● To be done:
State how many lines hold the string "ideas". Give the number and nothing else.

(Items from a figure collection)
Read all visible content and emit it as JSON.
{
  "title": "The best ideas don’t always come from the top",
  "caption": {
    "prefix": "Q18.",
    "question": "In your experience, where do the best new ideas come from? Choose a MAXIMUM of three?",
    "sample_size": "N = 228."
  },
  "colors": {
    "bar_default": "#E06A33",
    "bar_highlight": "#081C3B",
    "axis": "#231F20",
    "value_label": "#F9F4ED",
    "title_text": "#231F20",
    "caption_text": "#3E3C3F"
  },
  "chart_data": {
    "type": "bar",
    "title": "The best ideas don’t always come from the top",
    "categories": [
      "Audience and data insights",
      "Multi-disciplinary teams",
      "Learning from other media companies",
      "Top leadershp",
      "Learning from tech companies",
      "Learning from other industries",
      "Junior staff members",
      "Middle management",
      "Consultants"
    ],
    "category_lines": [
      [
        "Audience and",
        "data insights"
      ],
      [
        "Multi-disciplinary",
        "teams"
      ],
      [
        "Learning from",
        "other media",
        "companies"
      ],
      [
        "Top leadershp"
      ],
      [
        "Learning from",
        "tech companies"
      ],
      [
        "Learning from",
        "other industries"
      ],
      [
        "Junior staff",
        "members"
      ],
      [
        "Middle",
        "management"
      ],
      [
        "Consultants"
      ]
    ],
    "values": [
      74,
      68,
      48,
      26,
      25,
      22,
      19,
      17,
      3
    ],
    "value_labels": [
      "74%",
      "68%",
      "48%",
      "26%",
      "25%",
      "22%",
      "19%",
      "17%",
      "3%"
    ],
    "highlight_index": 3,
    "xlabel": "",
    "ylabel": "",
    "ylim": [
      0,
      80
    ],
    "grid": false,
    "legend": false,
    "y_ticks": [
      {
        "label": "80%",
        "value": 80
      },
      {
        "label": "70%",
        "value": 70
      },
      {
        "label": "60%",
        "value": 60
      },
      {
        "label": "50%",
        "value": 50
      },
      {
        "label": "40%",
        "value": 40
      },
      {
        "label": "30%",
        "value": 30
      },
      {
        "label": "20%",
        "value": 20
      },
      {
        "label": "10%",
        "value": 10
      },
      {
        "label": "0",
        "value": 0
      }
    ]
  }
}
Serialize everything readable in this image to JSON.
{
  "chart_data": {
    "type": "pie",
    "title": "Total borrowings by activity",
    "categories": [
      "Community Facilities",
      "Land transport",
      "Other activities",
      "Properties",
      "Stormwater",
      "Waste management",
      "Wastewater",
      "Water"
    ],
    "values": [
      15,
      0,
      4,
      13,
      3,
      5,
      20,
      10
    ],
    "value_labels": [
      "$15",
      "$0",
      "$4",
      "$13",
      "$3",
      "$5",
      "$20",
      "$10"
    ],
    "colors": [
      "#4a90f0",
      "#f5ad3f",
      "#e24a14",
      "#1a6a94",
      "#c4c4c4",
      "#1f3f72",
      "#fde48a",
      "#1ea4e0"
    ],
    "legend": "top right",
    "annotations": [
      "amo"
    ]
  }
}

● Exercise answer:
3